Data entries
==================================================
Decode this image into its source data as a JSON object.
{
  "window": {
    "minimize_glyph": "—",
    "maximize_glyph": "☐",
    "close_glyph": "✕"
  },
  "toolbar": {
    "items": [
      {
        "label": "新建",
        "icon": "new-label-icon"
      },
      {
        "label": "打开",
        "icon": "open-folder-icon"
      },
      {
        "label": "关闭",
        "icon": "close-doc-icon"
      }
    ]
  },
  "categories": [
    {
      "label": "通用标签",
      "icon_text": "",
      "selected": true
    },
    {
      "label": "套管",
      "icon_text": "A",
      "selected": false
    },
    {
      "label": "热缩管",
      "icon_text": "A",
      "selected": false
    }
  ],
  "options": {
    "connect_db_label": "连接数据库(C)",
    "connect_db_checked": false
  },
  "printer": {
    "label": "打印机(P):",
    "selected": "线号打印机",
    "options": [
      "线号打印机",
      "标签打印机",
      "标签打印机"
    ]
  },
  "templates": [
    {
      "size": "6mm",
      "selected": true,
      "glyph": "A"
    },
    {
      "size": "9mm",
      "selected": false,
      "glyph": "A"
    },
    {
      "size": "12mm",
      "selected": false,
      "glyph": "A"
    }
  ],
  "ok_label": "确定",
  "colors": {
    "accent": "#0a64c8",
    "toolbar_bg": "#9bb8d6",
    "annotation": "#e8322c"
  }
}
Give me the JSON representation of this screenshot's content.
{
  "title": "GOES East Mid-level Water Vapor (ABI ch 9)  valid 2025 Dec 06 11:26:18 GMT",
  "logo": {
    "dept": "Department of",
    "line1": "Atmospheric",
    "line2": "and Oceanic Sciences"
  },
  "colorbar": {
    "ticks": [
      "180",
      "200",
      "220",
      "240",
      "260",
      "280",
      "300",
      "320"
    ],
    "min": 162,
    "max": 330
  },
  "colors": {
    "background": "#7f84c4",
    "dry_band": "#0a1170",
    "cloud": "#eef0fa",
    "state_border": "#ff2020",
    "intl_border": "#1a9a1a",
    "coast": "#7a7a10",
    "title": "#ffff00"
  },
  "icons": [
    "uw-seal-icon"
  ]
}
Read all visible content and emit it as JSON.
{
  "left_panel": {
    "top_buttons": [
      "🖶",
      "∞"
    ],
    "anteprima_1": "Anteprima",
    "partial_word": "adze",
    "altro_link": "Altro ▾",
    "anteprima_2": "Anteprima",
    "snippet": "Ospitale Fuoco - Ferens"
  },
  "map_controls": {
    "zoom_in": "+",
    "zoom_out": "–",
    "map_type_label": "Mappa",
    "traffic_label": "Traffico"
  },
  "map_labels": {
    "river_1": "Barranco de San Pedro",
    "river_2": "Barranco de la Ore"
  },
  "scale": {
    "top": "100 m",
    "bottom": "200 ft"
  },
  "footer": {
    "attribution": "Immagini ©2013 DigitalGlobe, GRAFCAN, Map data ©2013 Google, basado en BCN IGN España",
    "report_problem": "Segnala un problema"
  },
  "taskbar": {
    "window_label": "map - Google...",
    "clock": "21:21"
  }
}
==================================================
Each line holding "Google" must be found and copied.

Response to the exercise
    "attribution": "Immagini ©2013 DigitalGlobe, GRAFCAN, Map data ©2013 Google, basado en BCN IGN España",
    "window_label": "map - Google...",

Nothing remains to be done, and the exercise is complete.